### Goal
Write out each line from the data below that includes the word "ありがとうございます".

### Recorded information
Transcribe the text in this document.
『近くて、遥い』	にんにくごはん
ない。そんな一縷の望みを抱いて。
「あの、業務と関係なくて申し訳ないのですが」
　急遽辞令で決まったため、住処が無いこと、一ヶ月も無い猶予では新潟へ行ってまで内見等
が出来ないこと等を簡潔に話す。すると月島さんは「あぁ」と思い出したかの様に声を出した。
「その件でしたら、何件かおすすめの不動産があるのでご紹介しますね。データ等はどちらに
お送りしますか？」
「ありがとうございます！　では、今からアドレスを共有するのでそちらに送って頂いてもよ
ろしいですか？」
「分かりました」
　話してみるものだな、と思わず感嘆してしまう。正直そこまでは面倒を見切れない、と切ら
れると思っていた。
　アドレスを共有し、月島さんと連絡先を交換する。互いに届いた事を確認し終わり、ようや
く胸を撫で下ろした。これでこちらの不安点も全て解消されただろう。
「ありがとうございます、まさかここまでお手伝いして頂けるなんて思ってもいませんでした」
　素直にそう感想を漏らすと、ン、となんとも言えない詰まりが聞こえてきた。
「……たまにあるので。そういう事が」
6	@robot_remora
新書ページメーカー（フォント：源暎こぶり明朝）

### Result of this task
「ありがとうございます！　では、今からアドレスを共有するのでそちらに送って頂いてもよ
「ありがとうございます、まさかここまでお手伝いして頂けるなんて思ってもいませんでした」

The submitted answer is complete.